§ **GOAL**:
Count lines, not occurrences: report how many lines in the records hold the string "title", and nothing else.

Raw records:

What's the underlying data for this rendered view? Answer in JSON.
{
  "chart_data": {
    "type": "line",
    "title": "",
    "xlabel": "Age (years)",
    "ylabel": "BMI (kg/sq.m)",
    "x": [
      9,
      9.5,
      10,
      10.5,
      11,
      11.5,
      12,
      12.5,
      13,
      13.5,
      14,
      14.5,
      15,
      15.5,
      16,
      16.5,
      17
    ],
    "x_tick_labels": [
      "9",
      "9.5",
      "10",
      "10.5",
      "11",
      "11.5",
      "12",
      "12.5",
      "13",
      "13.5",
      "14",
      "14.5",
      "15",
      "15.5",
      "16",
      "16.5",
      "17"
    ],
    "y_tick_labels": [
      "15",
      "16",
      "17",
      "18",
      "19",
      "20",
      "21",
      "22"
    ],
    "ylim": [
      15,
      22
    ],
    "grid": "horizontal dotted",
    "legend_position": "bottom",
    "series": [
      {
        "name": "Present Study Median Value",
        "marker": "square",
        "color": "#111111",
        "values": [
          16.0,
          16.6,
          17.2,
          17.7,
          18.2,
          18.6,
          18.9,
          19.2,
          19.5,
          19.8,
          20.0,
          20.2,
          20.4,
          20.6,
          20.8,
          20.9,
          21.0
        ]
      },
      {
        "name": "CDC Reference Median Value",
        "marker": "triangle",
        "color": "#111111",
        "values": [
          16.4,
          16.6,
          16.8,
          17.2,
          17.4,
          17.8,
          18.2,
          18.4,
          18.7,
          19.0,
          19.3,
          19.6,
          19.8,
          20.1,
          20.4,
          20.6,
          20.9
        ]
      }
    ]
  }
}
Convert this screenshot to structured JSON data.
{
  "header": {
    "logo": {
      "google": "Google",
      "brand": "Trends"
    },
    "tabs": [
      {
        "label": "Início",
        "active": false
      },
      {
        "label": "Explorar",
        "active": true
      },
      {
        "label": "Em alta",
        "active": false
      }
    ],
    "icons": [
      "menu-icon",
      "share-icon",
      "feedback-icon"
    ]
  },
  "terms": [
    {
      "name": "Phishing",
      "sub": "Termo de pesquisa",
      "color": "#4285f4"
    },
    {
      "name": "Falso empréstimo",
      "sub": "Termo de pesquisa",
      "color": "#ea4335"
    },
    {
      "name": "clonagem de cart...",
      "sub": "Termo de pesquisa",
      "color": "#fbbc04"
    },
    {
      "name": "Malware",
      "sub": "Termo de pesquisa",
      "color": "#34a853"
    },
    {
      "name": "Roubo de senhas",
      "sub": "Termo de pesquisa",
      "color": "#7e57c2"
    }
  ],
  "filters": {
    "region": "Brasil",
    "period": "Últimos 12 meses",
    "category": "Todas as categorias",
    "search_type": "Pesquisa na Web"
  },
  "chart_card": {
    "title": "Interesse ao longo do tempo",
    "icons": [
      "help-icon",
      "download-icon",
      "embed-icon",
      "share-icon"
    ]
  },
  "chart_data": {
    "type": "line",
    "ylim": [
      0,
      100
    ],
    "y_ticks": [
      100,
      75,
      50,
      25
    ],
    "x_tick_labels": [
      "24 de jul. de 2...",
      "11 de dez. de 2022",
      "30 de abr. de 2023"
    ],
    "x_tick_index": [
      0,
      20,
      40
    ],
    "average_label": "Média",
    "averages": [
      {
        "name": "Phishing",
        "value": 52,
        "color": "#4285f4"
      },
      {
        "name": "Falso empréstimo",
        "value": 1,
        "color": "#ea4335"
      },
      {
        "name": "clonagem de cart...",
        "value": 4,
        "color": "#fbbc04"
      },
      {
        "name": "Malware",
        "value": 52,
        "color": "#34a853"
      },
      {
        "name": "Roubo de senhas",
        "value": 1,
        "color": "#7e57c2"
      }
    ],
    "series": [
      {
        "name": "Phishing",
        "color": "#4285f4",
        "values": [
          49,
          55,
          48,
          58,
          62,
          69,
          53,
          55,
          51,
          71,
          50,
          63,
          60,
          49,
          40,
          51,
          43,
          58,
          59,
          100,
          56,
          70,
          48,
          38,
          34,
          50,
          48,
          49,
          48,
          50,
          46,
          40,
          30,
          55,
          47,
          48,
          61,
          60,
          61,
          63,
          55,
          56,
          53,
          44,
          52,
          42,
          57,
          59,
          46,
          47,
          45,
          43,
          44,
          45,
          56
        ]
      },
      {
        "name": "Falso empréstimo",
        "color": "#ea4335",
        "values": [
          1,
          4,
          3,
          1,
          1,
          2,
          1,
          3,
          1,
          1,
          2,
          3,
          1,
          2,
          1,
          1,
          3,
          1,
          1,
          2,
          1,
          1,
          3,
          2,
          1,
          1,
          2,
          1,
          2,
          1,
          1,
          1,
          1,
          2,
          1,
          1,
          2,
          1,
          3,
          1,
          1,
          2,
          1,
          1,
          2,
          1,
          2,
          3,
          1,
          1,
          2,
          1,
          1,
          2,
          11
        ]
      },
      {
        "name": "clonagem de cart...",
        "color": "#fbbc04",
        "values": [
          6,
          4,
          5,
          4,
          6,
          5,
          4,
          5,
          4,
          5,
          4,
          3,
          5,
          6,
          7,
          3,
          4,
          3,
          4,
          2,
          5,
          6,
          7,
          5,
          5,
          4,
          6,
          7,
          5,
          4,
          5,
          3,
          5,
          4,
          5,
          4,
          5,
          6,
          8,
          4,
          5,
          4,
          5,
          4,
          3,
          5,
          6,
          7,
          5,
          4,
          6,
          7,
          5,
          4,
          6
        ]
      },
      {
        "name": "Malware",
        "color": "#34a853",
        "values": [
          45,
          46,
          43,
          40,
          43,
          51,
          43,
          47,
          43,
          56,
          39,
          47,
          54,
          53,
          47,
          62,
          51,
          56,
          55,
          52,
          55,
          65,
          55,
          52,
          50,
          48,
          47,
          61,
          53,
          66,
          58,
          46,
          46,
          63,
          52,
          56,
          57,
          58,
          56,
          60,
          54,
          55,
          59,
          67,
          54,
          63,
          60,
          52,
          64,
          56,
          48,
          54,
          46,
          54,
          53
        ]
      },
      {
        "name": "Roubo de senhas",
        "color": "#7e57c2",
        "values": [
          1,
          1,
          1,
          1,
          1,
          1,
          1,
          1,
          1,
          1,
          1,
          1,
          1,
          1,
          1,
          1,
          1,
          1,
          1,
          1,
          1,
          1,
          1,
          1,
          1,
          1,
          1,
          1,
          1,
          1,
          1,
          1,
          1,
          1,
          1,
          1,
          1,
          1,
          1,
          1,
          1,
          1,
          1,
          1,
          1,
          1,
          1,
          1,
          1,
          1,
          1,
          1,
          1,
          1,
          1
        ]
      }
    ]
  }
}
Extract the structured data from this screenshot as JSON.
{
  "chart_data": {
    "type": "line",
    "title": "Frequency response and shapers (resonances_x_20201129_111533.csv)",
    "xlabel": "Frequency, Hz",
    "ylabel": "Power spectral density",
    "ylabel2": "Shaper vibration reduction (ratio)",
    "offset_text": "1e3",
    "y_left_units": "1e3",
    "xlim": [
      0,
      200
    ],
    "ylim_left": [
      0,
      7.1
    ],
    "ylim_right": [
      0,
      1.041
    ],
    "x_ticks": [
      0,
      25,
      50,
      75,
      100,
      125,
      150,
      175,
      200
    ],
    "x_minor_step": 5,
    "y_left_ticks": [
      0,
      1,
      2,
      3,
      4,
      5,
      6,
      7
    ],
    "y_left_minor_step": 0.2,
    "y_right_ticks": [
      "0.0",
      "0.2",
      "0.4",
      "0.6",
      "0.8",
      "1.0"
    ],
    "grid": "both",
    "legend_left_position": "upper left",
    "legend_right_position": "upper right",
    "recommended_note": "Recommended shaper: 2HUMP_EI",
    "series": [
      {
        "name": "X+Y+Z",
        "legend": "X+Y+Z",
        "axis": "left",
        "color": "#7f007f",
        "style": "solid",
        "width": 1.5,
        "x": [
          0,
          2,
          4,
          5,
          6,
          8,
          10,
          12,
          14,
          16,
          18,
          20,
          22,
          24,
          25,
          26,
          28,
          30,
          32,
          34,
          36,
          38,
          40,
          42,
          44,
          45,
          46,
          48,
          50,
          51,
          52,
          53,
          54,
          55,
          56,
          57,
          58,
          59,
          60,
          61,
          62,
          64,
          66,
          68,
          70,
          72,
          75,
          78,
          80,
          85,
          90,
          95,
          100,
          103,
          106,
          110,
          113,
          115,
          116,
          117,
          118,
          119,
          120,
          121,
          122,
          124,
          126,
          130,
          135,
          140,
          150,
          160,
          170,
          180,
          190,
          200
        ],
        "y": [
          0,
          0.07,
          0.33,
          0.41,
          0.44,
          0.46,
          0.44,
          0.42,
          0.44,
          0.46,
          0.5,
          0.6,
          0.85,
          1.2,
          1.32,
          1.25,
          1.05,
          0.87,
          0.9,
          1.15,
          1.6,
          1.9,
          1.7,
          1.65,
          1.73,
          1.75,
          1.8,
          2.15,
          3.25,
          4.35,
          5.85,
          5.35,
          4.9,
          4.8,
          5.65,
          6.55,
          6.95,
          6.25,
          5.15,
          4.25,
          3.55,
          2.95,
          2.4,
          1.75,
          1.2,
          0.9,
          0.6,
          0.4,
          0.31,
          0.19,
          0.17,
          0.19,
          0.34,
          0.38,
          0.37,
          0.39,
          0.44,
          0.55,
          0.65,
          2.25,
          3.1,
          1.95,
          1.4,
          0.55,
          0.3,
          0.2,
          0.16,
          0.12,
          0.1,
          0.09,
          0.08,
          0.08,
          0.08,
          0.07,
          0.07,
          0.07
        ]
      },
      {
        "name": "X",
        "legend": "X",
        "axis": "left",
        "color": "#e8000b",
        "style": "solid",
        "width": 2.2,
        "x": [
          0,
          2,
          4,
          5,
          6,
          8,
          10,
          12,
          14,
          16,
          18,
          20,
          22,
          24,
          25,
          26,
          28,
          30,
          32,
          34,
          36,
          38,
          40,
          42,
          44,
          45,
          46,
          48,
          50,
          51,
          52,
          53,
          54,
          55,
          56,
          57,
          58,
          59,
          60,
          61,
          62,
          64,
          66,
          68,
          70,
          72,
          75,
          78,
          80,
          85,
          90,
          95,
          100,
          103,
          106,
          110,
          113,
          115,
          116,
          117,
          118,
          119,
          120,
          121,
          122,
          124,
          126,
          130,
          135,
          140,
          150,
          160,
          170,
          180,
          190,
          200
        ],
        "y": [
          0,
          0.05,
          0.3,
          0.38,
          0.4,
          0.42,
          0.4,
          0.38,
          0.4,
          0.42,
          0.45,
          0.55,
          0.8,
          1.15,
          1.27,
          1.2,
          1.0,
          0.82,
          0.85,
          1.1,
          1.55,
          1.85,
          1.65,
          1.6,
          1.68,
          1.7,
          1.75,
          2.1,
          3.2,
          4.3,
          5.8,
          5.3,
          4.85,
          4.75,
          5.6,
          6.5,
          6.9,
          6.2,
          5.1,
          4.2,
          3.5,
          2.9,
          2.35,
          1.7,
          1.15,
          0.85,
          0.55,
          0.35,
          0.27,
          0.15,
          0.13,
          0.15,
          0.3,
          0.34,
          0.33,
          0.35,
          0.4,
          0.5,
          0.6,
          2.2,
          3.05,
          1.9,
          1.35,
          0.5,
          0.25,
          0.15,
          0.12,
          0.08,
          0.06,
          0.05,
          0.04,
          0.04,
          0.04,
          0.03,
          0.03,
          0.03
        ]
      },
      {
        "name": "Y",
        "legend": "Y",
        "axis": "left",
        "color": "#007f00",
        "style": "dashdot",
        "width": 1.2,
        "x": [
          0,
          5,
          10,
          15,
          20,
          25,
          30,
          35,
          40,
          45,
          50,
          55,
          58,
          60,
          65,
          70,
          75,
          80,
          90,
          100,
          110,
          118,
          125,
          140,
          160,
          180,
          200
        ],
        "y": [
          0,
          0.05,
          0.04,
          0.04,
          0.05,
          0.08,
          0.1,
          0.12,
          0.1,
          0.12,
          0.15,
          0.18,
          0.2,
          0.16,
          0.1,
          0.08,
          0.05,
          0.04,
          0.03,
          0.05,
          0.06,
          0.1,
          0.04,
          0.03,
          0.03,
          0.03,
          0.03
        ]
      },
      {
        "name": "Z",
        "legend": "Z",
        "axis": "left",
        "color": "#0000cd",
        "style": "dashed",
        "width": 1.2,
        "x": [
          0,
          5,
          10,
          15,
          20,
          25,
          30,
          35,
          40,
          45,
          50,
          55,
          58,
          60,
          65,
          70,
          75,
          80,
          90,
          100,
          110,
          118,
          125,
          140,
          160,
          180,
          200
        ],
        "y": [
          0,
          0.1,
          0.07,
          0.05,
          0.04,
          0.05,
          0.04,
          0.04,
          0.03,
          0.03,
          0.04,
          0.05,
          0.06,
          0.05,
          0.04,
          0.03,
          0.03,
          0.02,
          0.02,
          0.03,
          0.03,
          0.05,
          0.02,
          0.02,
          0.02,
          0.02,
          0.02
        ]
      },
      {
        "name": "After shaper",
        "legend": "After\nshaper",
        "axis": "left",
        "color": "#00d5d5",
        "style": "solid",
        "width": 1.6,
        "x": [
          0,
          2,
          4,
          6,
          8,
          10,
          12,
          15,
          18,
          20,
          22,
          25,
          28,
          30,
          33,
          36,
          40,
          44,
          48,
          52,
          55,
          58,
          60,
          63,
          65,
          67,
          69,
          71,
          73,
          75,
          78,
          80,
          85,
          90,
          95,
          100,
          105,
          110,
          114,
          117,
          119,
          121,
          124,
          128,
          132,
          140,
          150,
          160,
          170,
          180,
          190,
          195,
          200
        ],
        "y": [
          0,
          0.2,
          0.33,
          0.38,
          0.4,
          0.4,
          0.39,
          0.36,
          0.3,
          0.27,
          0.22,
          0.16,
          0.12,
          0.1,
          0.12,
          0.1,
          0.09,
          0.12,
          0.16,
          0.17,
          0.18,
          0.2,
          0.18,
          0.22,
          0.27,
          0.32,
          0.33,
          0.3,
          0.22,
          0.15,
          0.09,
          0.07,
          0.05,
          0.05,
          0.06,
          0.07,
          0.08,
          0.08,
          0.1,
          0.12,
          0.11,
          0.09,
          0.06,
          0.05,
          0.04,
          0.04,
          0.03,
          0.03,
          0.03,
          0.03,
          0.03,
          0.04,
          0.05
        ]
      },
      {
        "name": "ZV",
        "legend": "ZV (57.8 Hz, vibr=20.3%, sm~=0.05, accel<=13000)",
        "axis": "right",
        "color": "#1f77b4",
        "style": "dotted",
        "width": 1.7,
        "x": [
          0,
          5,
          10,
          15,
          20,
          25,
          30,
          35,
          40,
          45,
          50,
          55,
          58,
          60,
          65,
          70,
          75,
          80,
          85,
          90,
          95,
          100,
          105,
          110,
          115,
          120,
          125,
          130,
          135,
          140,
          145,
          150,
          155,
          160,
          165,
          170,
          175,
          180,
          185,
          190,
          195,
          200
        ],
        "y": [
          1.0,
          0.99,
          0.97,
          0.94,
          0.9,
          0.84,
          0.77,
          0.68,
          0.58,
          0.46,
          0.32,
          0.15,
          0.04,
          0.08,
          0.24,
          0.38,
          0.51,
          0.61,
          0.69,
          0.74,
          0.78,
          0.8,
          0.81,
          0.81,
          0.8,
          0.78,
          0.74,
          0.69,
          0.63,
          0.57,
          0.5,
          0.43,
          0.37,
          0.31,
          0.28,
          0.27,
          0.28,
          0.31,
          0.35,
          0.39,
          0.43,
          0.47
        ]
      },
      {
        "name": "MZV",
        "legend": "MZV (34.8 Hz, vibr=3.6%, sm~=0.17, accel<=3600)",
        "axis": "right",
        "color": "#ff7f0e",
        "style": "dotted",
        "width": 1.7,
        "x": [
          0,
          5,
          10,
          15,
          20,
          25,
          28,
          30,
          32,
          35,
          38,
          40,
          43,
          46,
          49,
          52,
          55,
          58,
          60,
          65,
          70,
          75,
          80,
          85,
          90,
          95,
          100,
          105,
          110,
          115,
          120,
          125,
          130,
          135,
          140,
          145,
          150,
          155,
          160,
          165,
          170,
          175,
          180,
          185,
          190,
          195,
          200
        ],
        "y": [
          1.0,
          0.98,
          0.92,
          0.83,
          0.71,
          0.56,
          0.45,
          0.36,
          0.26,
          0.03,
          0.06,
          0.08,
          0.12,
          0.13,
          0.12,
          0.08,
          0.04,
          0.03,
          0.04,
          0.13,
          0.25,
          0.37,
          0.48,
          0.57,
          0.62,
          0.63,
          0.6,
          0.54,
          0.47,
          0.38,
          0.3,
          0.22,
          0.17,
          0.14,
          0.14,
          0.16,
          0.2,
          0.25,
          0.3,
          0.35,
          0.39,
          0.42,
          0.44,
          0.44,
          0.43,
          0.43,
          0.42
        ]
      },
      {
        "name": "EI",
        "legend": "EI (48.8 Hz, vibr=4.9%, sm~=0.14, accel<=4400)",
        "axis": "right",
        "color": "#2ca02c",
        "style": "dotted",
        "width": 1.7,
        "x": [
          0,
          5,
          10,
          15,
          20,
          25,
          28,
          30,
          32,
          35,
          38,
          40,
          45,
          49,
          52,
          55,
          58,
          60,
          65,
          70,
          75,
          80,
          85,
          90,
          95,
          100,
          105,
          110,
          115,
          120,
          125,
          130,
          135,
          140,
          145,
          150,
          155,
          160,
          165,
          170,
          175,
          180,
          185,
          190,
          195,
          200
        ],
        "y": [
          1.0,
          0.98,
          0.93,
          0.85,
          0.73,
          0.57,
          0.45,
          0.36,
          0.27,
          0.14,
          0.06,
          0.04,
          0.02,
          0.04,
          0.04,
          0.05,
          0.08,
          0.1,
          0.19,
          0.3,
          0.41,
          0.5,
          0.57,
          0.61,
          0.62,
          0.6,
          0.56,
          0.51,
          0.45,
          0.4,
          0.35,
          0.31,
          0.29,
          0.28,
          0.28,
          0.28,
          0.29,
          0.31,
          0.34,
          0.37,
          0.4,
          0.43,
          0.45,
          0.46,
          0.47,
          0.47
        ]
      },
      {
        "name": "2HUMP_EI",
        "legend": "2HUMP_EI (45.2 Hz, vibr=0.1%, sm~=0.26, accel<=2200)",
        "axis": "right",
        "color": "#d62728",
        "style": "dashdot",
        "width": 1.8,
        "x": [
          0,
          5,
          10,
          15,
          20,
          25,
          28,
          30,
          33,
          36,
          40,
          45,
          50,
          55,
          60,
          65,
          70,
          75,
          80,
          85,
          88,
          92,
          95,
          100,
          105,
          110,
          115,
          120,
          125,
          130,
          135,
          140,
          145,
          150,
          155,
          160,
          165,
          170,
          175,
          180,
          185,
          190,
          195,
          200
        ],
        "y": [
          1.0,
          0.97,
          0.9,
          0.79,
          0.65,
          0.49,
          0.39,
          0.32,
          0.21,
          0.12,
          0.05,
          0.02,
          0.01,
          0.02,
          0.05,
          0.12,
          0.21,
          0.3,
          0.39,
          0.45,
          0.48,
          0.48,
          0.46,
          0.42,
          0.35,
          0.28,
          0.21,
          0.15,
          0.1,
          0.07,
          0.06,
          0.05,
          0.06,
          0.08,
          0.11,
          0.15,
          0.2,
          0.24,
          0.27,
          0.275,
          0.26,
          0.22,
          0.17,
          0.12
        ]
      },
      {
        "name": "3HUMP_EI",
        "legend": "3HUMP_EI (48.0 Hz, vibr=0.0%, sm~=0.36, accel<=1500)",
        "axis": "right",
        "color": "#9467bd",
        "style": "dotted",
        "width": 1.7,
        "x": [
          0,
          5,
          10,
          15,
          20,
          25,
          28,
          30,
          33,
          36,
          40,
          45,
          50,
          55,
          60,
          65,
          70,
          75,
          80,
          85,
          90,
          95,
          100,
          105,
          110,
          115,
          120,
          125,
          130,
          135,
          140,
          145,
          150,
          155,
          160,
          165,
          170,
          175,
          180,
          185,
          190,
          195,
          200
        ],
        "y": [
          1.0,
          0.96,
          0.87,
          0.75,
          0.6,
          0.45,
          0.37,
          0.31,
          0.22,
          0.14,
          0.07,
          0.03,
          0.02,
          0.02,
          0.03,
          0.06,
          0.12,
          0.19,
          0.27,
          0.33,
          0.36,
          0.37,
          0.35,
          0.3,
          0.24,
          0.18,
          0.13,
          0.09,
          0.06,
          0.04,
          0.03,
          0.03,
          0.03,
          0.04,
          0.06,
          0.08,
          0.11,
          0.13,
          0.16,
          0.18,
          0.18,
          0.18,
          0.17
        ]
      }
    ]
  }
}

§ **TASK RESPONSE**:
3